AIM OF THE TASK - Copy each line holding the string "data".

MATERIAL FOR THIS TASK -
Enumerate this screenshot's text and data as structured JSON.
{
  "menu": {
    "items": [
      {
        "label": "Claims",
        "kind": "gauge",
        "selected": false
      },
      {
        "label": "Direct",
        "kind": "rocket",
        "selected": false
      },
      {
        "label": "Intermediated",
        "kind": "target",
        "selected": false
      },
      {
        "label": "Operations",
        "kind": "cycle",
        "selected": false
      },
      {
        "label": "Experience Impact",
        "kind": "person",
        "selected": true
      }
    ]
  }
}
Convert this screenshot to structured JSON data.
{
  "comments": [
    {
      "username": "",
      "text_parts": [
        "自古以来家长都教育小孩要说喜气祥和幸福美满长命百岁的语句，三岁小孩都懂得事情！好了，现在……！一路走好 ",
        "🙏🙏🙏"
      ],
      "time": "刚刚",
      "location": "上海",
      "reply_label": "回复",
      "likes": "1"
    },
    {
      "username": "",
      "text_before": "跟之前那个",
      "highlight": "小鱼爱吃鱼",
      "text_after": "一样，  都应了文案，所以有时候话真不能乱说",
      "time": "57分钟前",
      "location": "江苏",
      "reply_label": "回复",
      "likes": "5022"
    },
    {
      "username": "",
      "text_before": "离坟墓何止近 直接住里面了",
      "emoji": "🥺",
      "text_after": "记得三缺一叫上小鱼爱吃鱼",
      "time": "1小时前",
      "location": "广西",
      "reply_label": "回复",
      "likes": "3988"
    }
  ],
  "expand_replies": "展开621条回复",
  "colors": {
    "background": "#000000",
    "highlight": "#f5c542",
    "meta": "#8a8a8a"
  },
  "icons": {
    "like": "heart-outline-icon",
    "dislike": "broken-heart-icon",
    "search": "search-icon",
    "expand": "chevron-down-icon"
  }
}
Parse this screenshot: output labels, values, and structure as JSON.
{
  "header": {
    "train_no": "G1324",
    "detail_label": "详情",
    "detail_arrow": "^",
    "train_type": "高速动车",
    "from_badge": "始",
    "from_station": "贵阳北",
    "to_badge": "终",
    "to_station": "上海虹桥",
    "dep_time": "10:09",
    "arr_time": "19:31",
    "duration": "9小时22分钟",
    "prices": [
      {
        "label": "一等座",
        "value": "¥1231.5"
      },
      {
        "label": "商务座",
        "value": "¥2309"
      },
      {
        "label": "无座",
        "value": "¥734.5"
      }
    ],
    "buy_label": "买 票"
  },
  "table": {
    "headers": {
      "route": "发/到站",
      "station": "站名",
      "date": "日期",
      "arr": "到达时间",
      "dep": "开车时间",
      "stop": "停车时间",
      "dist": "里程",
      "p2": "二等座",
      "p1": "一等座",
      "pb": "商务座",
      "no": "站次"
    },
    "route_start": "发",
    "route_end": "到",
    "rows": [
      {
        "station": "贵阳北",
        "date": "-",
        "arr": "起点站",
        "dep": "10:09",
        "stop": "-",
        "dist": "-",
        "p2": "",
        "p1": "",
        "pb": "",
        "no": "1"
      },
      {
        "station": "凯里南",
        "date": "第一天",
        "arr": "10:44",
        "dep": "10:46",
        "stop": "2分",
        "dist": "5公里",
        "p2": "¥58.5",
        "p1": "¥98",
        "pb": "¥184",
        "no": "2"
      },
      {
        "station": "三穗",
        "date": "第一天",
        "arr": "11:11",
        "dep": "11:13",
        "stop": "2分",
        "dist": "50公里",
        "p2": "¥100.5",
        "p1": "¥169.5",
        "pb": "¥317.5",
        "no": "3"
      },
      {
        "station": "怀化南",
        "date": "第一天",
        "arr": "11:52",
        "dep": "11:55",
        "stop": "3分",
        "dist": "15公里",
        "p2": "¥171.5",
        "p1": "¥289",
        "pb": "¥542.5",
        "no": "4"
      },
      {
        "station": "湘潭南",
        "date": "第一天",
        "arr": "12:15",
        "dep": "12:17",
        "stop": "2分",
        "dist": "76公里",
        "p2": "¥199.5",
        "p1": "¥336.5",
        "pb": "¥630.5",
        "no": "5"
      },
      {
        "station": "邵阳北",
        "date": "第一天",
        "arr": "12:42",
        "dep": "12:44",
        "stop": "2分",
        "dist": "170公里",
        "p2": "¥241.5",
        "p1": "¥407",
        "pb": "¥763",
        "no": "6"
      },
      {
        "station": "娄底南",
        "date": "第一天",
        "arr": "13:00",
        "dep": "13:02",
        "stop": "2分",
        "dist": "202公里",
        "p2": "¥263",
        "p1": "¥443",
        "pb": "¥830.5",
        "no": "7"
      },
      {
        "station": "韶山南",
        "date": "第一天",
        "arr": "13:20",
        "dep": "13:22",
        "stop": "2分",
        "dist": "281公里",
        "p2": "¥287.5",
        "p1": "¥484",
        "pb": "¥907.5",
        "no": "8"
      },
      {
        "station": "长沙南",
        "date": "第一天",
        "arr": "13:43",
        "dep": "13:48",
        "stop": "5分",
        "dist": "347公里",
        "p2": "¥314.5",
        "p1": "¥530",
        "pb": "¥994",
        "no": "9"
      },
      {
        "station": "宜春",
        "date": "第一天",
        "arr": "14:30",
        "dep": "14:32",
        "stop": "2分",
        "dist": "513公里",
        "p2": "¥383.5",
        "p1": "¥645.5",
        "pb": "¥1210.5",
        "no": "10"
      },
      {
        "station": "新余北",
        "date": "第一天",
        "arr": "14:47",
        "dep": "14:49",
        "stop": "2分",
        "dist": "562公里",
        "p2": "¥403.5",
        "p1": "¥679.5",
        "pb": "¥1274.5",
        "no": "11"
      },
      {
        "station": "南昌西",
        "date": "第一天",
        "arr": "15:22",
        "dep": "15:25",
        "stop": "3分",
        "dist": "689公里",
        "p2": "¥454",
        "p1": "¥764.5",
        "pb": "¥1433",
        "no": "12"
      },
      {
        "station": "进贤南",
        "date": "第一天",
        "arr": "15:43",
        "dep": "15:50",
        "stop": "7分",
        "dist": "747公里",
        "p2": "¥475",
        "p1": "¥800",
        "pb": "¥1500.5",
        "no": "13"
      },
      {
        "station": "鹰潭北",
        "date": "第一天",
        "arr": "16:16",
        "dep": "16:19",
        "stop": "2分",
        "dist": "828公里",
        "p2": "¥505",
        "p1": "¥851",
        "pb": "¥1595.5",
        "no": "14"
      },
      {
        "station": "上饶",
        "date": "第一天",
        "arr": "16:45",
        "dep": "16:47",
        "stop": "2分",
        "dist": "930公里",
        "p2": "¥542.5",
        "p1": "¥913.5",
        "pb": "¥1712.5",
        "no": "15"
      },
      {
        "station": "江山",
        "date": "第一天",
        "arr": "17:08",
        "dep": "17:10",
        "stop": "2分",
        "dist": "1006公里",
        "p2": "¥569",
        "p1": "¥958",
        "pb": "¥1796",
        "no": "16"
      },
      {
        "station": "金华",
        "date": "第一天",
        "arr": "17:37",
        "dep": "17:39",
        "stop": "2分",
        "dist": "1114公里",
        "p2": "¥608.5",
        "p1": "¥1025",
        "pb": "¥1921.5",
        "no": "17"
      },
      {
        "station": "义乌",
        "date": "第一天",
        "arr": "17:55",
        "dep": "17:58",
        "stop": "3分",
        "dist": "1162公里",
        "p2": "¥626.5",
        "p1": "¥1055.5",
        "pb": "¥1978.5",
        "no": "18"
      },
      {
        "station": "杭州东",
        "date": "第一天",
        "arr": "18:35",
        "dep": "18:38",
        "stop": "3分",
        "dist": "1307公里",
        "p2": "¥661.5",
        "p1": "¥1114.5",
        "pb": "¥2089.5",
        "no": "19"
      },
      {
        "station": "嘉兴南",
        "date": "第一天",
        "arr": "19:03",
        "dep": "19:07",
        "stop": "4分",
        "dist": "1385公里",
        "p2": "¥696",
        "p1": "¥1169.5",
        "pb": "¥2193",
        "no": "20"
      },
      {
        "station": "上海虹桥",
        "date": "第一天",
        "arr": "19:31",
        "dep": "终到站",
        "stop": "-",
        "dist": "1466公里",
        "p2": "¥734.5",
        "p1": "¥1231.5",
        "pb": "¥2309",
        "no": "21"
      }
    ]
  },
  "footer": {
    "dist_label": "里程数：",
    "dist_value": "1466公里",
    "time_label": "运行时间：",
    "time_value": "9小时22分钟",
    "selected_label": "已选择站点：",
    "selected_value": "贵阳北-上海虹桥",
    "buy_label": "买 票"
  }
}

EXERCISE ANSWER -
Enumerate this screenshot's text and data as structured JSON.
Convert this screenshot to structured JSON data.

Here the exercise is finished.